— begin EXERCISE INPUT —

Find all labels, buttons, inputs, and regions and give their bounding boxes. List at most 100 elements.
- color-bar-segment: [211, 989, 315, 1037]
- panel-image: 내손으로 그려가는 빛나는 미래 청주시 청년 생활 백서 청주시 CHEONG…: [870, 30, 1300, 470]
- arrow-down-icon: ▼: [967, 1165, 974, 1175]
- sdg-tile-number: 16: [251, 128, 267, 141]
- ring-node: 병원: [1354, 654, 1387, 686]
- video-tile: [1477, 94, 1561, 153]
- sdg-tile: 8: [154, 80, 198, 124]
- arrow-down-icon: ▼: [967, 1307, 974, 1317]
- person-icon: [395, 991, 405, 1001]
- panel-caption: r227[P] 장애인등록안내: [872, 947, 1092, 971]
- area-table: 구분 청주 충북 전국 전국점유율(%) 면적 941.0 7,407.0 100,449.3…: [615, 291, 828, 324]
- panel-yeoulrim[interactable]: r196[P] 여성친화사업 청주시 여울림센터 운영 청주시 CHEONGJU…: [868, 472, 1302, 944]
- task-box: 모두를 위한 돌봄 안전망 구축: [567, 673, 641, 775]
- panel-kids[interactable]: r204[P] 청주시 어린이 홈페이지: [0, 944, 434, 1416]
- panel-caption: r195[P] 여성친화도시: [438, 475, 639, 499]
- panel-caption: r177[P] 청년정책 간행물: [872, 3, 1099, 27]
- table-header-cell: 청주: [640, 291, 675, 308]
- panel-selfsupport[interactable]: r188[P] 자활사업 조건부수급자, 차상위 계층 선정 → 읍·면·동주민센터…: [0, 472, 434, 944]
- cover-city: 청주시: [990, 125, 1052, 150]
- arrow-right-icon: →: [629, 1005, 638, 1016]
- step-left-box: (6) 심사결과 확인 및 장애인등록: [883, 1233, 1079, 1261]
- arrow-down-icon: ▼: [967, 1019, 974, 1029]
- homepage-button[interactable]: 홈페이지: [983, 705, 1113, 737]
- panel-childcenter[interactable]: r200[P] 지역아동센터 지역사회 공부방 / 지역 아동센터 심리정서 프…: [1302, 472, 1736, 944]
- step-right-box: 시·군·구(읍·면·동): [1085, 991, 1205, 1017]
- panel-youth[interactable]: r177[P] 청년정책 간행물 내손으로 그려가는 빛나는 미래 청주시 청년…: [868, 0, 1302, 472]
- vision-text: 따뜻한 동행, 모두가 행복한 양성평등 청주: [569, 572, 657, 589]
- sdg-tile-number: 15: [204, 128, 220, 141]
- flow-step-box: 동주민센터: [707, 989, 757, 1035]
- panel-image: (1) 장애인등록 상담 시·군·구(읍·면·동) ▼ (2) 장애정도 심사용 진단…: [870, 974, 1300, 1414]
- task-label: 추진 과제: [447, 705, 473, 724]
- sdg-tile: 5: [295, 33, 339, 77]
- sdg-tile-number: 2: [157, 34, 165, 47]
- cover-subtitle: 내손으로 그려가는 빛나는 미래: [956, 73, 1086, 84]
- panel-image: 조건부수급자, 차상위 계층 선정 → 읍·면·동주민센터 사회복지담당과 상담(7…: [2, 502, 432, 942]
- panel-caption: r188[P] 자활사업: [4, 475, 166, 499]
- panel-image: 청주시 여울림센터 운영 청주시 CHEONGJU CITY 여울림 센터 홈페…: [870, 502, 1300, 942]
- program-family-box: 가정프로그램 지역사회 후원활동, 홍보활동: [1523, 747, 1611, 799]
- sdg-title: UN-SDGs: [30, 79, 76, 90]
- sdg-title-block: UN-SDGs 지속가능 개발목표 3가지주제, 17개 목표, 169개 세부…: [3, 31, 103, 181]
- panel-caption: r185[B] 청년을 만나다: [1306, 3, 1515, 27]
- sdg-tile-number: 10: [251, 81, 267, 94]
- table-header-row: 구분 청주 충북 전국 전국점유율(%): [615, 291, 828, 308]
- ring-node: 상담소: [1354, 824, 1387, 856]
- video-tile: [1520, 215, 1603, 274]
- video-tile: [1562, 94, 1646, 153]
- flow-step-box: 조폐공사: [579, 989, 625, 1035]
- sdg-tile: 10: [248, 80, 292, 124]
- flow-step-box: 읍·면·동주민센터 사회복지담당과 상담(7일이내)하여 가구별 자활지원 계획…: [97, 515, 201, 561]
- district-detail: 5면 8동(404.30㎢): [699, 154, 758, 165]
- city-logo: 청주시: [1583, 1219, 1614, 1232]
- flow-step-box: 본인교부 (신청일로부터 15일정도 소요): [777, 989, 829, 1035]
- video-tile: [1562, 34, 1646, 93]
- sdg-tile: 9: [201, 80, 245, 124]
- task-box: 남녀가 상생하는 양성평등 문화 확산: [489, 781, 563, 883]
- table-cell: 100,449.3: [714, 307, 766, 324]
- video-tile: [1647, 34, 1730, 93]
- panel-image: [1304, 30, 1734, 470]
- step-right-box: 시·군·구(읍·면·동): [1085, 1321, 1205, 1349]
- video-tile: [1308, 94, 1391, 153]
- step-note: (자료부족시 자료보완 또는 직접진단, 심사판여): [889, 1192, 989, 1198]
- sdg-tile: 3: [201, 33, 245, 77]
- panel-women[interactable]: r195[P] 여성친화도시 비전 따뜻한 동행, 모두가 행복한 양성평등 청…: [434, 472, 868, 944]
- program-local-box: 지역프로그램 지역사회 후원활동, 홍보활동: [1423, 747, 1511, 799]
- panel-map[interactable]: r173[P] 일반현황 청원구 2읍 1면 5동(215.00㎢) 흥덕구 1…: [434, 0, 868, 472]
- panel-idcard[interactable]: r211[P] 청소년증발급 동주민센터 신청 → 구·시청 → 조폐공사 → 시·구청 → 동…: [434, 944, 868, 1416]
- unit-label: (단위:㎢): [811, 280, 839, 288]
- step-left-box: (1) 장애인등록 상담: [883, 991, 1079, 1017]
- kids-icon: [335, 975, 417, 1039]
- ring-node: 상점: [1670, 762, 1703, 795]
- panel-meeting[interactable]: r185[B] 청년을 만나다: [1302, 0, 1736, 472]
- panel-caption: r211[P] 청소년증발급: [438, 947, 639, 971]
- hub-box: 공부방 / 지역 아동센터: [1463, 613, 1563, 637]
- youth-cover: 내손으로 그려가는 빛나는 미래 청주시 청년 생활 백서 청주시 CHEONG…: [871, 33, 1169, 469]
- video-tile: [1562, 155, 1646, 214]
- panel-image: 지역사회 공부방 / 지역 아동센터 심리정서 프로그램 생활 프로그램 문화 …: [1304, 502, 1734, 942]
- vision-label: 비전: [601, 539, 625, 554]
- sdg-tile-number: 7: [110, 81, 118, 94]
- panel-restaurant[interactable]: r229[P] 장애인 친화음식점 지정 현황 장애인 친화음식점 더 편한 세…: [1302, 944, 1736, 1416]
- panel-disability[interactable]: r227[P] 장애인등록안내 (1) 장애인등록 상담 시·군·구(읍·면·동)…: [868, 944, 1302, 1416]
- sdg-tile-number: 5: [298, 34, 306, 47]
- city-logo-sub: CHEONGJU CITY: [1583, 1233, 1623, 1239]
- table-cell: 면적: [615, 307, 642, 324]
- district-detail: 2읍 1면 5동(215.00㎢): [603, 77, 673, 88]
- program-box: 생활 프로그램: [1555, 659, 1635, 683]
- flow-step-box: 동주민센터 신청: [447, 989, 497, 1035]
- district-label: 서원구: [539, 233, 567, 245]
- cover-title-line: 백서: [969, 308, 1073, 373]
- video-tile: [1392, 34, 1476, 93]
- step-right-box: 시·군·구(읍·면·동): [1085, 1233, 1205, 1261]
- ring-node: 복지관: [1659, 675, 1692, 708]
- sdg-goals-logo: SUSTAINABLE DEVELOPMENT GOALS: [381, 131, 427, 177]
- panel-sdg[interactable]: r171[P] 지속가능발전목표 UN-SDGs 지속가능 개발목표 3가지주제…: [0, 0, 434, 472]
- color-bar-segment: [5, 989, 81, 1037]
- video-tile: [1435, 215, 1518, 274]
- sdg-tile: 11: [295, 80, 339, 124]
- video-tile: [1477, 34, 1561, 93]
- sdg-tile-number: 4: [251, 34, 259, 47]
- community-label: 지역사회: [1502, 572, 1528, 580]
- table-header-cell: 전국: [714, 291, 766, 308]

— end EXERCISE INPUT —

▸ TASK DETAILS:
Update the data from its first line through the line containing "- sdg-tile-number: 15: [204, 128, 220, 141]", swapping every "panel-caption" for "panel-title" and leaving everything else unchanged.

▸ REPLY TO THE EXERCISE:
Find all labels, buttons, inputs, and regions and give their bounding boxes. List at most 100 elements.
- color-bar-segment: [211, 989, 315, 1037]
- panel-image: 내손으로 그려가는 빛나는 미래 청주시 청년 생활 백서 청주시 CHEONG…: [870, 30, 1300, 470]
- arrow-down-icon: ▼: [967, 1165, 974, 1175]
- sdg-tile-number: 16: [251, 128, 267, 141]
- ring-node: 병원: [1354, 654, 1387, 686]
- video-tile: [1477, 94, 1561, 153]
- sdg-tile: 8: [154, 80, 198, 124]
- arrow-down-icon: ▼: [967, 1307, 974, 1317]
- person-icon: [395, 991, 405, 1001]
- panel-title: r227[P] 장애인등록안내: [872, 947, 1092, 971]
- area-table: 구분 청주 충북 전국 전국점유율(%) 면적 941.0 7,407.0 100,449.3…: [615, 291, 828, 324]
- panel-yeoulrim[interactable]: r196[P] 여성친화사업 청주시 여울림센터 운영 청주시 CHEONGJU…: [868, 472, 1302, 944]
- task-box: 모두를 위한 돌봄 안전망 구축: [567, 673, 641, 775]
- panel-kids[interactable]: r204[P] 청주시 어린이 홈페이지: [0, 944, 434, 1416]
- panel-title: r195[P] 여성친화도시: [438, 475, 639, 499]
- panel-title: r177[P] 청년정책 간행물: [872, 3, 1099, 27]
- table-header-cell: 청주: [640, 291, 675, 308]
- panel-selfsupport[interactable]: r188[P] 자활사업 조건부수급자, 차상위 계층 선정 → 읍·면·동주민센터…: [0, 472, 434, 944]
- cover-city: 청주시: [990, 125, 1052, 150]
- arrow-right-icon: →: [629, 1005, 638, 1016]
- step-left-box: (6) 심사결과 확인 및 장애인등록: [883, 1233, 1079, 1261]
- arrow-down-icon: ▼: [967, 1019, 974, 1029]
- homepage-button[interactable]: 홈페이지: [983, 705, 1113, 737]
- panel-childcenter[interactable]: r200[P] 지역아동센터 지역사회 공부방 / 지역 아동센터 심리정서 프…: [1302, 472, 1736, 944]
- step-right-box: 시·군·구(읍·면·동): [1085, 991, 1205, 1017]
- panel-youth[interactable]: r177[P] 청년정책 간행물 내손으로 그려가는 빛나는 미래 청주시 청년…: [868, 0, 1302, 472]
- vision-text: 따뜻한 동행, 모두가 행복한 양성평등 청주: [569, 572, 657, 589]
- sdg-tile-number: 15: [204, 128, 220, 141]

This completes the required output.